Begin Input records

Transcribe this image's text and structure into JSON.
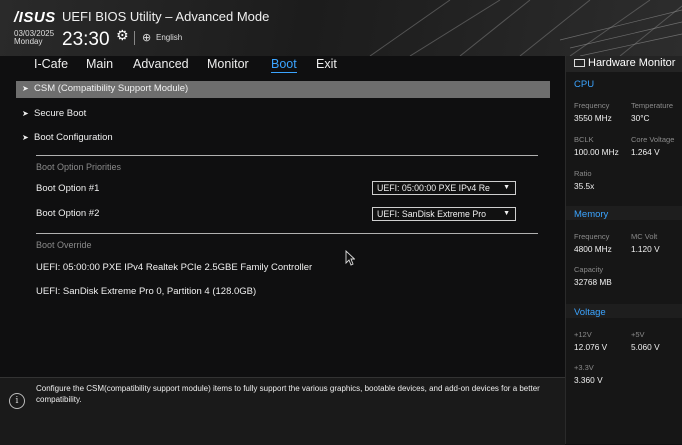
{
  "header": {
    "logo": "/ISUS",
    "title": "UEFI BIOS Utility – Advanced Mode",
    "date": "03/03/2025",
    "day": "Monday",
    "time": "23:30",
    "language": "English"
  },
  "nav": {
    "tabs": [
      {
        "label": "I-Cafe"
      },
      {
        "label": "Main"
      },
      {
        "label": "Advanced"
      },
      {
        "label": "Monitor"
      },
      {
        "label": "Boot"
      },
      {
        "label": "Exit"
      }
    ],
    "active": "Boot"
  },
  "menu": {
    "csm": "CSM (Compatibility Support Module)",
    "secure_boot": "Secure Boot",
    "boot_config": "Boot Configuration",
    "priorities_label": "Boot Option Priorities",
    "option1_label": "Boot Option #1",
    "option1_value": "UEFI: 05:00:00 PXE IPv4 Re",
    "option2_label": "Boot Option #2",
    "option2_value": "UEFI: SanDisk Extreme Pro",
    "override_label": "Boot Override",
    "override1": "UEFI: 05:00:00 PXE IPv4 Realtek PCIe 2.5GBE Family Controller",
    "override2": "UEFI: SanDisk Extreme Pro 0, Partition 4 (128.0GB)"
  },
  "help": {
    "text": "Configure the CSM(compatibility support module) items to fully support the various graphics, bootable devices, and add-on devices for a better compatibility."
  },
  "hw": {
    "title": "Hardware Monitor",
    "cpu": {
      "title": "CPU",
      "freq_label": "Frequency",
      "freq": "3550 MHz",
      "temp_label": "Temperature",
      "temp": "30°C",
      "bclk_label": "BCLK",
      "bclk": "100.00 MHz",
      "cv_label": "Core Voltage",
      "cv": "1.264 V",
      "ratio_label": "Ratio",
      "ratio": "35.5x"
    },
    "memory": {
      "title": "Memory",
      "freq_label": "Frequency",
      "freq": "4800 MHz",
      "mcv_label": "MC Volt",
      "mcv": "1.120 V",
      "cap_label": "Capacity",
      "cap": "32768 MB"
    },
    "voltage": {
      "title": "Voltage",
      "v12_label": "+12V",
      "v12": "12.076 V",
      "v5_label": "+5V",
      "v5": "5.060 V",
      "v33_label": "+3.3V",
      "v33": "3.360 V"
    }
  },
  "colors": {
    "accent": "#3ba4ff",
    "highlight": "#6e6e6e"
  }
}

End Input records

• Task goal:
Transcribe the records above exactly, omitting every picture they contain.

• Response to the exercise:
Transcribe this image's text and structure into JSON.
{
  "header": {
    "logo": "/ISUS",
    "title": "UEFI BIOS Utility – Advanced Mode",
    "date": "03/03/2025",
    "day": "Monday",
    "time": "23:30",
    "language": "English"
  },
  "nav": {
    "tabs": [
      {
        "label": "I-Cafe"
      },
      {
        "label": "Main"
      },
      {
        "label": "Advanced"
      },
      {
        "label": "Monitor"
      },
      {
        "label": "Boot"
      },
      {
        "label": "Exit"
      }
    ],
    "active": "Boot"
  },
  "menu": {
    "csm": "CSM (Compatibility Support Module)",
    "secure_boot": "Secure Boot",
    "boot_config": "Boot Configuration",
    "priorities_label": "Boot Option Priorities",
    "option1_label": "Boot Option #1",
    "option1_value": "UEFI: 05:00:00 PXE IPv4 Re",
    "option2_label": "Boot Option #2",
    "option2_value": "UEFI: SanDisk Extreme Pro",
    "override_label": "Boot Override",
    "override1": "UEFI: 05:00:00 PXE IPv4 Realtek PCIe 2.5GBE Family Controller",
    "override2": "UEFI: SanDisk Extreme Pro 0, Partition 4 (128.0GB)"
  },
  "help": {
    "text": "Configure the CSM(compatibility support module) items to fully support the various graphics, bootable devices, and add-on devices for a better compatibility."
  },
  "hw": {
    "title": "Hardware Monitor",
    "cpu": {
      "title": "CPU",
      "freq_label": "Frequency",
      "freq": "3550 MHz",
      "temp_label": "Temperature",
      "temp": "30°C",
      "bclk_label": "BCLK",
      "bclk": "100.00 MHz",
      "cv_label": "Core Voltage",
      "cv": "1.264 V",
      "ratio_label": "Ratio",
      "ratio": "35.5x"
    },
    "memory": {
      "title": "Memory",
      "freq_label": "Frequency",
      "freq": "4800 MHz",
      "mcv_label": "MC Volt",
      "mcv": "1.120 V",
      "cap_label": "Capacity",
      "cap": "32768 MB"
    },
    "voltage": {
      "title": "Voltage",
      "v12_label": "+12V",
      "v12": "12.076 V",
      "v5_label": "+5V",
      "v5": "5.060 V",
      "v33_label": "+3.3V",
      "v33": "3.360 V"
    }
  },
  "colors": {
    "accent": "#3ba4ff",
    "highlight": "#6e6e6e"
  }
}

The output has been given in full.